=== PAGE EXCERPT ===

# Some observations on "Steampunk"!



## Tom Lapointe (Jan 2, 2008)

At least (sorta) train-related (if you run live-steam or model with a "Steampunk" touch







)...



Interesting observations!







Tom


----------



## Mik (Jan 2, 2008)

Maybe it's because I've been around REAL steam stuff since I was 10, and am a student of what things were REALLY like around the turn of the last century... but "steampunk" has always struck me as just a LITTLE goofy anyway. 
But then, they probably think grown men playing with toy trains is just as goofy. 

Let's combine toy trains and steampunk... Rail zeppelins anyone? 








http://www.douglas-self.com/MUSEUM/TRANSPORT/proprail/proprail.htm


----------



## Ray Dunakin (Jan 6, 2008)

LOL! Although I'm not into steampunk personally, I have noticed that a lot of what people are calling steampunk really is just gluing gears onto junk.


----------



## Torby (Jan 2, 2008)

There's a certain "touch" to doing steampunk. Has to look like finely crafted 19th century machinery. Myself, I'm rather fond of brass inlays.


----------



## vsmith (Jan 2, 2008)

Depends _WHAT_ your glueing those gears too


----------



## Dwight Ennis (Jan 2, 2008)

Oh Lord... a 19th Century 7 of 9.


----------



## Randy Stone (Jan 2, 2008)

Posted By vsmith on 30 Jul 2012 11:07 AM 
 
Depends _WHAT_ your glueing those gears too










Vic, she's not short enough to be one of your creations.

Might be one of MIK's creations but there isn't any green paint on her.

I really think Dewight may have created her since he's had nothing to do after finishing his steamer.

Either way, I'd like to have her.


----------



## vsmith (Jan 2, 2008)

I could say something "She can wind my clock anytime" ...but I wont.


----------



## tj-lee (Jan 2, 2008)

"Just glue some gears on it (and call it steampunk)" 

Wonderful! Thanks for posting it. 

Best, 
TJ


----------



## djacobsen (Jul 20, 2011)

_Tom,_
steam punk is related! Not everything is gears or cogs glued to something else.
Top Hat & goggles are not required. 
There are folks out there building SP inspired locomotives and rolling stock,
in large scale & 0n30.
One group, the Steam Punk Empire has Rail Fan sub groups.
Chris Walas' Captain Nemo consist could very easily be classified
as unintentional steam punk!
Steam Punk is bringing a revival of interest in Steam, be it railroads,
steam ships or river boats, steam powered Zeppelin, motorcycles,
bicycles & auto's...
Who knows, there may be many steampunk enthusiasts on this site.


----------



## cocobear1313 (Apr 27, 2012)

Tom, since I saw this, if I need a guaranteed smile, this does the trick. Many thanks. I have shared this with a number of friends and it has the same effect. Again, Thanks!


----------



## Amber (Jul 29, 2011)

The idea of Steam\punk is based on Jules Verne's version of the Victorian era. It tends to wander down a lot of sideroads from that, into goth for example, but I've see some wonderfully authentic recreations of 1890s clothing being worn by steampunk people, as well as all the "Victorian inspired" attire, and the "gears glued to something" attire. It's mostly a "what if" inspired fersion of the late 1800s and early 1900s era. Steam trains, zepplins, and Tesla inspired devices.

===

TASKS TO PERFORM:
• a. In the steampunk thread, what does Amber say the idea of steampunk is based on?
• b. Rewrite the entries with every "Bar" renamed to "Rectangle", leaving everything else unchanged.
The steampunk thread and the entries have no connection to each other.

=== RAW DATA ===

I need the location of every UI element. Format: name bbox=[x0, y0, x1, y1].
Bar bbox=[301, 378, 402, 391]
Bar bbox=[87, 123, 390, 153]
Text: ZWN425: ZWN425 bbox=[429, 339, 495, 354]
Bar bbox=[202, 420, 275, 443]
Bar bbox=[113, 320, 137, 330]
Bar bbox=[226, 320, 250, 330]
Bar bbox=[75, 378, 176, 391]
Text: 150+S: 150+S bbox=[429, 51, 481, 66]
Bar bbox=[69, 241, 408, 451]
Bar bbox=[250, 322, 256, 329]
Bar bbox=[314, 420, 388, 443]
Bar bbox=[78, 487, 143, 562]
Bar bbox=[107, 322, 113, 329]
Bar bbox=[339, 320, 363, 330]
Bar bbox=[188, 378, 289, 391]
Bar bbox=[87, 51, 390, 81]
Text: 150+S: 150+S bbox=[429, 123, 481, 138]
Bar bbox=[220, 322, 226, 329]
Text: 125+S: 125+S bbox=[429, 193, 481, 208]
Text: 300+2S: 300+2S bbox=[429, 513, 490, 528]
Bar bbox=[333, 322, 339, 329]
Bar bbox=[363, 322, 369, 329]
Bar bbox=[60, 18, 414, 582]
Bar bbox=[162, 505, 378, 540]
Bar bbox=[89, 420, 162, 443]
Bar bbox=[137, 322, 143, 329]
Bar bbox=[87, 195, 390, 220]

===

RESULTS FOR THE EXERCISE:
• a. Jules Verne's version of the Victorian era.

• b.
I need the location of every UI element. Format: name bbox=[x0, y0, x1, y1].
Rectangle bbox=[301, 378, 402, 391]
Rectangle bbox=[87, 123, 390, 153]
Text: ZWN425: ZWN425 bbox=[429, 339, 495, 354]
Rectangle bbox=[202, 420, 275, 443]
Rectangle bbox=[113, 320, 137, 330]
Rectangle bbox=[226, 320, 250, 330]
Rectangle bbox=[75, 378, 176, 391]
Text: 150+S: 150+S bbox=[429, 51, 481, 66]
Rectangle bbox=[69, 241, 408, 451]
Rectangle bbox=[250, 322, 256, 329]
Rectangle bbox=[314, 420, 388, 443]
Rectangle bbox=[78, 487, 143, 562]
Rectangle bbox=[107, 322, 113, 329]
Rectangle bbox=[339, 320, 363, 330]
Rectangle bbox=[188, 378, 289, 391]
Rectangle bbox=[87, 51, 390, 81]
Text: 150+S: 150+S bbox=[429, 123, 481, 138]
Rectangle bbox=[220, 322, 226, 329]
Text: 125+S: 125+S bbox=[429, 193, 481, 208]
Text: 300+2S: 300+2S bbox=[429, 513, 490, 528]
Rectangle bbox=[333, 322, 339, 329]
Rectangle bbox=[363, 322, 369, 329]
Rectangle bbox=[60, 18, 414, 582]
Rectangle bbox=[162, 505, 378, 540]
Rectangle bbox=[89, 420, 162, 443]
Rectangle bbox=[137, 322, 143, 329]
Rectangle bbox=[87, 195, 390, 220]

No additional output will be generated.